» READING PASSAGE:
# About to buy a 1983 Bedford cf280 Motorhome



## Scara001 (May 27, 2015)

Hi we are about to get our first Motorhome  she is a 1983 Bedford cf280  and needs some body work doing, ie front offside wheel arch and an offside rear window, do not know what is needed inside until we pick her up from Lincolnshire on Monday.     Look forward to getting involved with the forum and need lots of help finding wild camping sites all over the country.:wave:


----------



## snowbirds (May 27, 2015)

Hi Scara001,


Welcome to the site I wish you luck with your CF a great Motorhome on a good Bedford chassis,I had a CF Bedford Dormobile 1974, up to 2009 it is easy to maintain and the spare parts are easy to get.If you get any problems give me a call as I worked on our old girl for 12 years before we retired, showing it at Classic car shows all over England.

Regards Snowbirds.







Scara001 said:


> Hi we are about to get our first Motorhome  she is a 1983 Bedford cf280  and needs some body work doing, ie front offside wheel arch and an offside rear window, do not know what is needed inside until we pick her up from Lincolnshire on Monday.     Look forward to getting involved with the forum and need lots of help finding wild camping sites all over the country.:wave:


----------



## Asterix (May 27, 2015)

Good luck with the Beddy,always good to see these older vehicles up and running,do post some pics when you get it home.


----------



## Deleted member 19733 (May 27, 2015)

Hi and welcome to the forum, have fun


:welcome::camper::have fun::cheers::goodluck::drive:


----------



## phillybarbour (May 27, 2015)

Element location data:

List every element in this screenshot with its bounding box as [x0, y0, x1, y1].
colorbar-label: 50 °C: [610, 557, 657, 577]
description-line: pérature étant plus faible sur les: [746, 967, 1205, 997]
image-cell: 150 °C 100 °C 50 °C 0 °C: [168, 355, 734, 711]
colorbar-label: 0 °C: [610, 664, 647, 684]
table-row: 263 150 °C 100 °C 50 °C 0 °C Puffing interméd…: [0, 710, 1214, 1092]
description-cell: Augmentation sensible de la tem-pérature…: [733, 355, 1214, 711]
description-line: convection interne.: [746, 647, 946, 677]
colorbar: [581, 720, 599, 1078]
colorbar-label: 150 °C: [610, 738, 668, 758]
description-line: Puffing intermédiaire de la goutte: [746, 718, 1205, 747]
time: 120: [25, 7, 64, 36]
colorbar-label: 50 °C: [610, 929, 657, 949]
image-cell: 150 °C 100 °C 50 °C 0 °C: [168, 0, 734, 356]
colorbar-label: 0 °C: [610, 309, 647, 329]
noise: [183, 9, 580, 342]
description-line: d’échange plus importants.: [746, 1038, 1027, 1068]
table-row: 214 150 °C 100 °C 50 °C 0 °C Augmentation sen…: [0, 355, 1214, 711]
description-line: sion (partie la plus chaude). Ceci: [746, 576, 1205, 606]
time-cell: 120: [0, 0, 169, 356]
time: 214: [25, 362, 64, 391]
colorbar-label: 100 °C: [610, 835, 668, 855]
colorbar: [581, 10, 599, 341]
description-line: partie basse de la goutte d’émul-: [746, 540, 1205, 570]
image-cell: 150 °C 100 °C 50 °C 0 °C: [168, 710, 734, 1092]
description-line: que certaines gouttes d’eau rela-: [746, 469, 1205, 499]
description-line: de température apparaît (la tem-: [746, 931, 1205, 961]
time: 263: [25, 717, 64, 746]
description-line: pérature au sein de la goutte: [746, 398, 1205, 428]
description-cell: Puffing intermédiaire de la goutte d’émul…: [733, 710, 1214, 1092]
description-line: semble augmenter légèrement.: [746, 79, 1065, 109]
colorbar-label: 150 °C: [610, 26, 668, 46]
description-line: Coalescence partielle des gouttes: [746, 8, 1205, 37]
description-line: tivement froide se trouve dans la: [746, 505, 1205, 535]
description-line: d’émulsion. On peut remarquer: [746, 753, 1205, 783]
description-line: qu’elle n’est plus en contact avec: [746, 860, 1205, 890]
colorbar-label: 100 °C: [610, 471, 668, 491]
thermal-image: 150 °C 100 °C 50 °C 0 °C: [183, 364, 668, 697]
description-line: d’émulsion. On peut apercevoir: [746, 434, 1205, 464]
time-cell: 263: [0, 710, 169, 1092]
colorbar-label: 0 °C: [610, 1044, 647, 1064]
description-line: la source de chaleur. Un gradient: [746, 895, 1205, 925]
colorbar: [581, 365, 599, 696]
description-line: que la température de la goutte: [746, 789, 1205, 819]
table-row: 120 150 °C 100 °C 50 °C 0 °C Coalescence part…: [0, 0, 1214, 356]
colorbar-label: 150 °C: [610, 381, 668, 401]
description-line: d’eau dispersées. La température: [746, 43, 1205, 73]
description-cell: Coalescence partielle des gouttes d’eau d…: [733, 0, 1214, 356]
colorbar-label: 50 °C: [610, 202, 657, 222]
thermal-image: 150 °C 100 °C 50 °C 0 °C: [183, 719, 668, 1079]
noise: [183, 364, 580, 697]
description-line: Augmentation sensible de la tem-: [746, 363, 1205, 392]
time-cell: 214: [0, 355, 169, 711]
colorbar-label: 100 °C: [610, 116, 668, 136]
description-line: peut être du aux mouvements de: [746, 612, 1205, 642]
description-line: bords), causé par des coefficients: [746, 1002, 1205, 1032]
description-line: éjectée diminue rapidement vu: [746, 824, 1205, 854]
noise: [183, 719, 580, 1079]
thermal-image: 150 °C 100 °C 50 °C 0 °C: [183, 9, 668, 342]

» WRITTEN INSTRUCTION 1:
Reproduce the stretch of the motorhome forum thread from "Welcome to the site" through "all over England.".
» WRITTEN INSTRUCTION 2:
Write what comes next in the motorhome forum thread, picking up at the point where it stops.
The items play no part in this exercise.

» OUTPUT 1:
Welcome to the site I wish you luck with your CF a great Motorhome on a good Bedford chassis,I had a CF Bedford Dormobile 1974, up to 2009 it is easy to maintain and the spare parts are easy to get.If you get any problems give me a call as I worked on our old girl for 12 years before we retired, showing it at Classic car shows all over England.

» OUTPUT 2:
Hi and welcome to the site, have some great memories of an orange CF minibus being in the family.


----------



## Obanboy666 (May 27, 2015)

Hi and welcome to the forum.

Happy wilding.

:welcome::camper::welcome:


----------



## Scara001 (Jun 9, 2015)

*Thanks*

Hi all,

Thanks for the welcome messages, looking forward to getting out there although it will not be for some time.


----------



## kenj (Jun 9, 2015)

You will soon get it round to the way you like enjoy :wave:


----------



## Sky (Jun 9, 2015)

*Welcome*

:fun::dog::camper:


----------



## The laird (Jun 13, 2015)

Hi and welcome to the gang.used to work on a fleet o these buggers,do the water pump and t belt,a priority imho,make sure the cam cover don't leak oil onto manifold it stinks if it does,also make sure the front roll bar drop links are good cause they rattle their nuts off if they're worn,god you're gonna have fun ,enjoy and safe ,happy motoring,
Regards gordon


----------



## Deleted member 37170 (Jun 13, 2015)

Hi and welcome.  
I had one of those old beauties 8 year ago and put a Ford transit diesel engine in it.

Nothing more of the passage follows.